%%
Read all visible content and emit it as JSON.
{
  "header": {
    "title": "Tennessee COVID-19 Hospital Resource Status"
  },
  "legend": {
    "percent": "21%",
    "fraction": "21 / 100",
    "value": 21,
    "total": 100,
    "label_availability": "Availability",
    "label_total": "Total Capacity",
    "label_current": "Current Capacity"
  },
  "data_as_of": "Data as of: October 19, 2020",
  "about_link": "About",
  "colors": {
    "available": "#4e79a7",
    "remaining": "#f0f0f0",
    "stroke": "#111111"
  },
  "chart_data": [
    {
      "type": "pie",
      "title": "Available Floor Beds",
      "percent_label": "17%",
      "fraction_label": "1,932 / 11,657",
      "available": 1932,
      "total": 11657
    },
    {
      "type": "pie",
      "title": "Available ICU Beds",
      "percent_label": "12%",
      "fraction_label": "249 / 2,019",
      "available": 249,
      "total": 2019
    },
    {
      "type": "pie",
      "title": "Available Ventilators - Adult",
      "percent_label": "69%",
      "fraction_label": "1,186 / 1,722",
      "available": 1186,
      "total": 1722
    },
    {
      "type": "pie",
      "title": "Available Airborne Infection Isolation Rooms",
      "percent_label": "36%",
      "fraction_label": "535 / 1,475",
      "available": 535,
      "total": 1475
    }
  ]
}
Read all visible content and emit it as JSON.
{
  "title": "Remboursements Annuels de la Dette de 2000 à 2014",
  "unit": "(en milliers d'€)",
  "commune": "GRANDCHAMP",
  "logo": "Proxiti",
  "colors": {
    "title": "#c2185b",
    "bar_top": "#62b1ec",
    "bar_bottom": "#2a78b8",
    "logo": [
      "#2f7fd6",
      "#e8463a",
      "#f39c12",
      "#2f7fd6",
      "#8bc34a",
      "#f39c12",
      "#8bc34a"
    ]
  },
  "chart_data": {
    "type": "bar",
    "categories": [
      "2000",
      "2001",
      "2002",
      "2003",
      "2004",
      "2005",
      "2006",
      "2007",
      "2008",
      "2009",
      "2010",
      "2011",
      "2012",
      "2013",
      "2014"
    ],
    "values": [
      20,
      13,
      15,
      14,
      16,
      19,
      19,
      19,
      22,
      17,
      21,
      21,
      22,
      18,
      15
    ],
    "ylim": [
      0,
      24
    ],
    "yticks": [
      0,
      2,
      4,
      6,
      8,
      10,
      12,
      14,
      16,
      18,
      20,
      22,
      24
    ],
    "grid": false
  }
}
%%
• **Your objective**
All of the entries should be written out again exactly.

• **Answer to the problem**
Read all visible content and emit it as JSON.
{
  "header": {
    "title": "Tennessee COVID-19 Hospital Resource Status"
  },
  "legend": {
    "percent": "21%",
    "fraction": "21 / 100",
    "value": 21,
    "total": 100,
    "label_availability": "Availability",
    "label_total": "Total Capacity",
    "label_current": "Current Capacity"
  },
  "data_as_of": "Data as of: October 19, 2020",
  "about_link": "About",
  "colors": {
    "available": "#4e79a7",
    "remaining": "#f0f0f0",
    "stroke": "#111111"
  },
  "chart_data": [
    {
      "type": "pie",
      "title": "Available Floor Beds",
      "percent_label": "17%",
      "fraction_label": "1,932 / 11,657",
      "available": 1932,
      "total": 11657
    },
    {
      "type": "pie",
      "title": "Available ICU Beds",
      "percent_label": "12%",
      "fraction_label": "249 / 2,019",
      "available": 249,
      "total": 2019
    },
    {
      "type": "pie",
      "title": "Available Ventilators - Adult",
      "percent_label": "69%",
      "fraction_label": "1,186 / 1,722",
      "available": 1186,
      "total": 1722
    },
    {
      "type": "pie",
      "title": "Available Airborne Infection Isolation Rooms",
      "percent_label": "36%",
      "fraction_label": "535 / 1,475",
      "available": 535,
      "total": 1475
    }
  ]
}
Read all visible content and emit it as JSON.
{
  "title": "Remboursements Annuels de la Dette de 2000 à 2014",
  "unit": "(en milliers d'€)",
  "commune": "GRANDCHAMP",
  "logo": "Proxiti",
  "colors": {
    "title": "#c2185b",
    "bar_top": "#62b1ec",
    "bar_bottom": "#2a78b8",
    "logo": [
      "#2f7fd6",
      "#e8463a",
      "#f39c12",
      "#2f7fd6",
      "#8bc34a",
      "#f39c12",
      "#8bc34a"
    ]
  },
  "chart_data": {
    "type": "bar",
    "categories": [
      "2000",
      "2001",
      "2002",
      "2003",
      "2004",
      "2005",
      "2006",
      "2007",
      "2008",
      "2009",
      "2010",
      "2011",
      "2012",
      "2013",
      "2014"
    ],
    "values": [
      20,
      13,
      15,
      14,
      16,
      19,
      19,
      19,
      22,
      17,
      21,
      21,
      22,
      18,
      15
    ],
    "ylim": [
      0,
      24
    ],
    "yticks": [
      0,
      2,
      4,
      6,
      8,
      10,
      12,
      14,
      16,
      18,
      20,
      22,
      24
    ],
    "grid": false
  }
}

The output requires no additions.